4. Del pari infondate sono le censure imperniate sull’assenza del parere di regolarità contabile e sulla necessità che il parere tecnico venisse espresso dal Responsabile per il personale e non dal Segretario comunale, ma per ragioni diverse da quelle poste a base dell’impugnata sentenza (secondo cui il primo non sarebbe necessario non comportando un impegno di spesa, mentre il secondo sarebbe stato correttamente espresso dal Segretario comunale sulla scorta di una non condivisibile esegesi del comma 3 dell’art. 49, t.u. enti locali.),
Invero, secondo un consolidato orientamento di questo Consiglio, da cui non si ravvisano ragioni per decampare (cfr. Cons. St., sez. IV, 26 gennaio 2012, n. 351; sez IV, 22 giugno 2006, n. 3888; n. 1567 del 2001; 23 aprile 1998, n. 670), i pareri in questione rilevano solo sul piano interno, pertanto, la loro assenza si traduce in una mera irregolarità e non ridonda in un vizio di legittimità..
5. Residua a questo punto l’esame delle censure relative al corretto inquadramento nell’ambito dell’amministrazione comunale del Corpo di Polizia municipale secondo la disciplina nazionale e regionale vigente. Il loro esame deve essere preceduto sia da una precisazione in merito alla disciplina applicabile, che da una rassegna dei principi elaborati dal Consiglio di Stato, che possa fungere da guida nel prosieguo della motivazione.

**Consegna**.
Prosegui il testo sui pareri di regolarità e sull'inquadramento della Polizia municipale, cominciando dopo l'ultima frase riportata. Le righe riportate di seguito sono materiale a sé, indipendente dal testo.

**Estratto fonte**.
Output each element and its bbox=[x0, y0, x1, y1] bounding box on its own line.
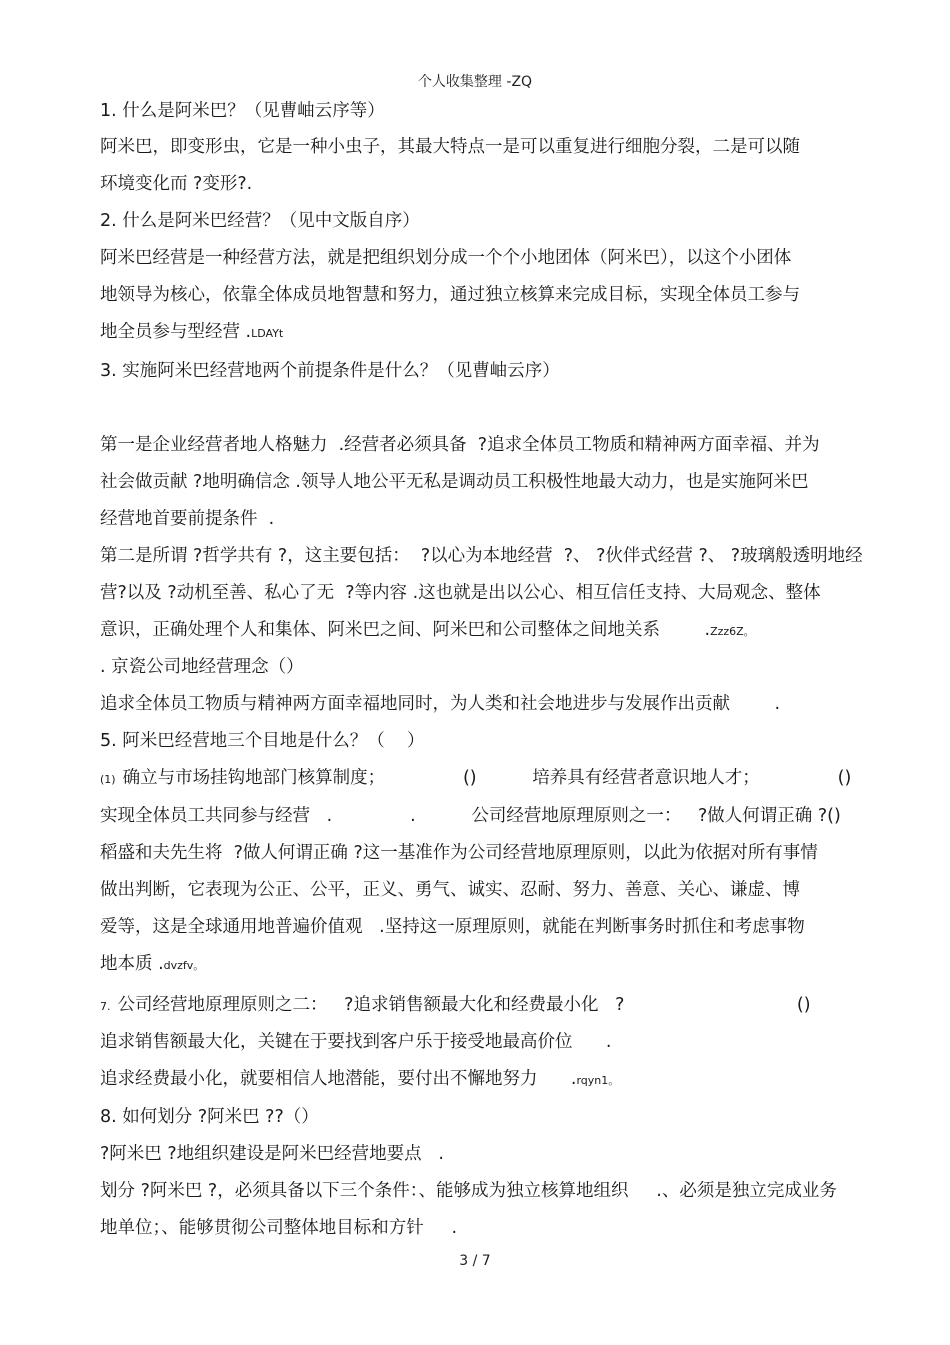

**Svolgimento**.
5.1. La normativa di riferimento è rappresentata dalla l. 7 marzo 1986, n. 65 e dalla l.r. Toscana, 3 aprile 2006, n. 12. I rapporti tra le due discipline sono fissati dall’art. 6, l. n. 65/1986, sicché nel rispetto dei principi dalla legislazione statale, la legge regionale provvede a:
a) stabilire le norme generali per la istituzione del servizio tenendo conto della classe alla quale sono assegnati i comuni;
b) promuovere servizi ed iniziative per la formazione e l'aggiornamento del personale addetto al servizio di polizia municipale;
c) promuovere tra i comuni le opportune forme associative con idonee iniziative di incentivazione; d) determinare le caratteristiche delle uniformi e dei relativi distintivi di grado per gli addetti al servizio di polizia municipale dei comuni della regione stessa e stabilire i criteri generali concernenti l'obbligo e le modalità d'uso; le uniformi devono essere tali da escludere la stretta somiglianza con le uniformi delle Forze di polizia e delle Forze armate dello Stato;
e) disciplinare le caratteristiche dei mezzi e degli strumenti operativi in dotazione ai Corpi o ai servizi, fatto salvo quanto stabilito dal comma 5 dell’articolo 5 della stessa legge.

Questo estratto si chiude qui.